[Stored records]
----------------
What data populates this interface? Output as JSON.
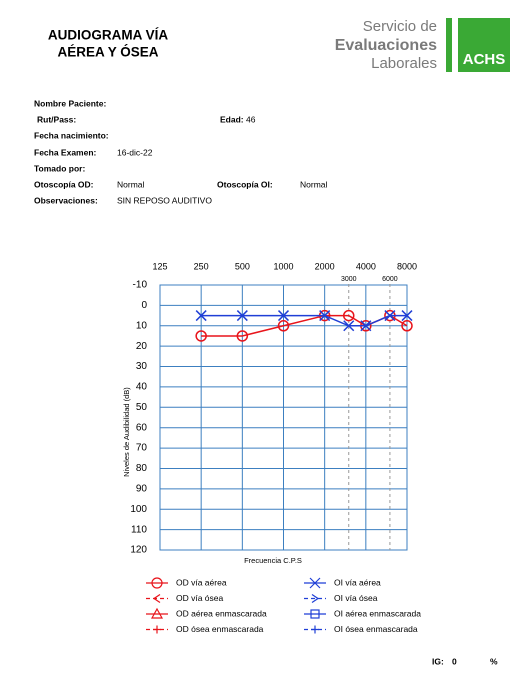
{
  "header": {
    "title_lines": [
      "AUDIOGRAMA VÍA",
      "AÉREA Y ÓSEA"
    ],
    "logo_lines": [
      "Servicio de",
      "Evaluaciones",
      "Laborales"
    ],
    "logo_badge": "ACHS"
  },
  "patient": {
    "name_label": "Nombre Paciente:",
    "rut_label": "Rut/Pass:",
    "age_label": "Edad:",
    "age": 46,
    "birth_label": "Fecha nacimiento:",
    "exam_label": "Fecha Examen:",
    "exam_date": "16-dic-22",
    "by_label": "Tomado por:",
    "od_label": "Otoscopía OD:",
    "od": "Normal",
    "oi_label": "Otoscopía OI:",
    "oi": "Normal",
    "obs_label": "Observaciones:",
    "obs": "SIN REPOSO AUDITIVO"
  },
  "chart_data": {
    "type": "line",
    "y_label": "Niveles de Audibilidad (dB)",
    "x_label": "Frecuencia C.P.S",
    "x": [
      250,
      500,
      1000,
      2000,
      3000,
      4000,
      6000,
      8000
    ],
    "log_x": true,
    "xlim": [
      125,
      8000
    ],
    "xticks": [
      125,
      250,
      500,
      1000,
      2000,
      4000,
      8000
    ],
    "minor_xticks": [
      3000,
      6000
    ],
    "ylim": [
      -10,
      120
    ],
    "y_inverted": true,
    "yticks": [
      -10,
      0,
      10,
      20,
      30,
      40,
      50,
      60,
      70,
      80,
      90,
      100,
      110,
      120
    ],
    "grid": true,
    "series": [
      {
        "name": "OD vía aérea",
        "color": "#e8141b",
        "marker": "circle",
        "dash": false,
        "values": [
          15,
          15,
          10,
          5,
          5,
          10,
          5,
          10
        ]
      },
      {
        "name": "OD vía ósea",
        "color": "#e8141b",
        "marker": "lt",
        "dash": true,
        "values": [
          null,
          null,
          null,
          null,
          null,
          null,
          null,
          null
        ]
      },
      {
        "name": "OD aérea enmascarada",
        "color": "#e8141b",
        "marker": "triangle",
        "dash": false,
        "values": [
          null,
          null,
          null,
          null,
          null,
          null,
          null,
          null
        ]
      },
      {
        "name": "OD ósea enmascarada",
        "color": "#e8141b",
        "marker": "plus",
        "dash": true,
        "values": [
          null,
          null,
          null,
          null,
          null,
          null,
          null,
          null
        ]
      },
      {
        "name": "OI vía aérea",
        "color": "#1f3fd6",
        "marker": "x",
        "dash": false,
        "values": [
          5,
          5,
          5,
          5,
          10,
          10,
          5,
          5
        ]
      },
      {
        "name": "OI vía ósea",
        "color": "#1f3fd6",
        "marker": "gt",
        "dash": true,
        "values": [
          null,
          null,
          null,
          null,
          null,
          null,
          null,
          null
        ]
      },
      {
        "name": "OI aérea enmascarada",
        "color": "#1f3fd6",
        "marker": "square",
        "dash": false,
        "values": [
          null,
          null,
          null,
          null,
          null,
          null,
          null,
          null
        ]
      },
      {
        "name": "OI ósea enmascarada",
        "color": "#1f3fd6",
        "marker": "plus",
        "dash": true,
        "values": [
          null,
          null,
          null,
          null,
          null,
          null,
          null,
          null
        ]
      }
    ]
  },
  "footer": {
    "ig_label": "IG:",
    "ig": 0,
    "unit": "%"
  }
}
----------------
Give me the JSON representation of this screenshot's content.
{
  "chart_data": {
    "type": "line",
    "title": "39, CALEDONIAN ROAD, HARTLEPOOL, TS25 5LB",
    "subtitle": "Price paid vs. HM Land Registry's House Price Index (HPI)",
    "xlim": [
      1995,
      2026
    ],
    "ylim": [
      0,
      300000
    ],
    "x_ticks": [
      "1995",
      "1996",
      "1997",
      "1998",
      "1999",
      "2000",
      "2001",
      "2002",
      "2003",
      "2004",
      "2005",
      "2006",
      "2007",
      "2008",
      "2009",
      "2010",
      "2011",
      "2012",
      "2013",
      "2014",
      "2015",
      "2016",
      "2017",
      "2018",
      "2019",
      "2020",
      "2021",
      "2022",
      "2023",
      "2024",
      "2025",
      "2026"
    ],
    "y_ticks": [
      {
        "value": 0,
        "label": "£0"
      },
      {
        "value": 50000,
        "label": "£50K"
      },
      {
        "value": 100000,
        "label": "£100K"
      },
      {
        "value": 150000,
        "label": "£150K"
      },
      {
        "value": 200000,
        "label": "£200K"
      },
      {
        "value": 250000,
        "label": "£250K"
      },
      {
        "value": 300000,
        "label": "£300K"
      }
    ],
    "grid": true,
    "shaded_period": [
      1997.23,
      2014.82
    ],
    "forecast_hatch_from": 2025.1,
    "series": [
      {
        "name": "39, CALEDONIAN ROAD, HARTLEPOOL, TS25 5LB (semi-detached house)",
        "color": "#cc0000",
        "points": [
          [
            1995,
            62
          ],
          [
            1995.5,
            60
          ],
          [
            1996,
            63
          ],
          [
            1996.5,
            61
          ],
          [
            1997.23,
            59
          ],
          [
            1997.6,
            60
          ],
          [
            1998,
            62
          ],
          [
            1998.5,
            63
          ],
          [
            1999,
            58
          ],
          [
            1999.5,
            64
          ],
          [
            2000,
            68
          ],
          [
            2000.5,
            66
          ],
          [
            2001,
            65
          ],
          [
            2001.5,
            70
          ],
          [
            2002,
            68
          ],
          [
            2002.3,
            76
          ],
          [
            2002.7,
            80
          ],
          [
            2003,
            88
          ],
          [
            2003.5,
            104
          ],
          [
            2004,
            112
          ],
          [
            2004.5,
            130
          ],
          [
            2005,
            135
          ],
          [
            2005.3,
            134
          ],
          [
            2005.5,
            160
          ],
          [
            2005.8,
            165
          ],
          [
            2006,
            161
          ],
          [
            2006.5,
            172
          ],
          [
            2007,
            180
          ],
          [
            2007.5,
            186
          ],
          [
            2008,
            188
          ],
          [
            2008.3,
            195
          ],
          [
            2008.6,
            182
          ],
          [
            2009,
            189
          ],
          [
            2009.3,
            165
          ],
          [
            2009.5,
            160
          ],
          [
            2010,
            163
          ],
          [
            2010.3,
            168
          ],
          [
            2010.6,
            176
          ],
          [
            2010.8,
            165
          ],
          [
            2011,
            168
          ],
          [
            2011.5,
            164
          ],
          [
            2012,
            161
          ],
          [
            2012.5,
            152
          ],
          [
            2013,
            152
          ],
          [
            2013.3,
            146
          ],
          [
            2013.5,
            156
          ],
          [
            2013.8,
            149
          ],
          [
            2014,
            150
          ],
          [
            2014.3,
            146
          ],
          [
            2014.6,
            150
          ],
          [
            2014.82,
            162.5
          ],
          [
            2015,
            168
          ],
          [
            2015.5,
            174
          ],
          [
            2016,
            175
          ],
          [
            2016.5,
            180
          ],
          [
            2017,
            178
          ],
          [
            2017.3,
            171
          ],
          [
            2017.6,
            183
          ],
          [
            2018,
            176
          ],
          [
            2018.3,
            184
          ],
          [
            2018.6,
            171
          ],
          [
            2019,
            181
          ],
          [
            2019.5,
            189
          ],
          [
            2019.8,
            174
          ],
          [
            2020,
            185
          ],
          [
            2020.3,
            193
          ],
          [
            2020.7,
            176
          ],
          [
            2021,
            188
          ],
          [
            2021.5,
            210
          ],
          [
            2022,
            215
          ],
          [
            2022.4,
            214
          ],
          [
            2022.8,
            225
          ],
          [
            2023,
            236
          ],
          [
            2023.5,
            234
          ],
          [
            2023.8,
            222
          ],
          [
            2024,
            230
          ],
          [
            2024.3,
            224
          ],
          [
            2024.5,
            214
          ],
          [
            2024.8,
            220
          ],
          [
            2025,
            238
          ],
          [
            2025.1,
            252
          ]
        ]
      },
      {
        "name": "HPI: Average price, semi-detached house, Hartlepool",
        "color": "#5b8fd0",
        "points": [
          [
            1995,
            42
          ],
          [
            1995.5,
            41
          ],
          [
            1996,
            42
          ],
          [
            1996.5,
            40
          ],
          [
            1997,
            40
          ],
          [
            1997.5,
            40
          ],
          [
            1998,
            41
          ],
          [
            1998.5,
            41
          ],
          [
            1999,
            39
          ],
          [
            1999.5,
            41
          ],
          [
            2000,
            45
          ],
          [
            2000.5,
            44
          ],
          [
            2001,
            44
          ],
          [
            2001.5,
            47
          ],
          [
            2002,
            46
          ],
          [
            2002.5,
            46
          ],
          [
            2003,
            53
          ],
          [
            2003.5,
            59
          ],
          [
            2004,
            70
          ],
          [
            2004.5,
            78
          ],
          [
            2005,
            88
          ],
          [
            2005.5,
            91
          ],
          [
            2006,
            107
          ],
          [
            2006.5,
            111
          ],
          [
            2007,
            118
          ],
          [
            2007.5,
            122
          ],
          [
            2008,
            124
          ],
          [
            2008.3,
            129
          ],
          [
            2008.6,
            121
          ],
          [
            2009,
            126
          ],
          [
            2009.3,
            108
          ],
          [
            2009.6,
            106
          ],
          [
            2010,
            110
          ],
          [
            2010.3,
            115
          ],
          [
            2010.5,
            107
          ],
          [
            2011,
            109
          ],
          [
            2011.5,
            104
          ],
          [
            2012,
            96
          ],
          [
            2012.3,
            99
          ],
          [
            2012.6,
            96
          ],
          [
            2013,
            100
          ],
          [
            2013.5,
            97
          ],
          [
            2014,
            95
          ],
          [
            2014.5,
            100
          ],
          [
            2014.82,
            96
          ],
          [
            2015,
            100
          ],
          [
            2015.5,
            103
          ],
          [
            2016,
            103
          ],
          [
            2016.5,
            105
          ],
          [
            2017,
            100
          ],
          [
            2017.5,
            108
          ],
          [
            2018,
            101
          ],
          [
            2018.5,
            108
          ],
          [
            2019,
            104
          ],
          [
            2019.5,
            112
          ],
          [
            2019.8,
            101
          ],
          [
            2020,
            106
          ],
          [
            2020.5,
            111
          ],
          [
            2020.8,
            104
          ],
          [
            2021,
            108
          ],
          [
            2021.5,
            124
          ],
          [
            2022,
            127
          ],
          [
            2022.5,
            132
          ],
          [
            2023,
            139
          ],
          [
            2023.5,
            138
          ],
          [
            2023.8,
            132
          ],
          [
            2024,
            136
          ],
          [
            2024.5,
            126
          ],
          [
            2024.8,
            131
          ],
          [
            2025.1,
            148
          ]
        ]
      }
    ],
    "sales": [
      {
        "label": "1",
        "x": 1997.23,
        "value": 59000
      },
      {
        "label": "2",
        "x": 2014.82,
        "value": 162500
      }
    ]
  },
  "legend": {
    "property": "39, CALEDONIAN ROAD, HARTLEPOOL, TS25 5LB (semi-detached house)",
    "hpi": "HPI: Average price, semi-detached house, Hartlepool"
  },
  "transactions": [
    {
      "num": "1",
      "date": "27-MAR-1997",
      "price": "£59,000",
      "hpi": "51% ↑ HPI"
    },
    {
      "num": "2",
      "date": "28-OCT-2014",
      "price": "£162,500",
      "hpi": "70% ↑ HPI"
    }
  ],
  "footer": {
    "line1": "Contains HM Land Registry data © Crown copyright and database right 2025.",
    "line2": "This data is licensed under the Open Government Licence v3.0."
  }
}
----------------
→ **Given exercise**:
Show the lines from the data above that contain the string "Fecha".

→ **Solution**:
    "birth_label": "Fecha nacimiento:",
    "exam_label": "Fecha Examen:",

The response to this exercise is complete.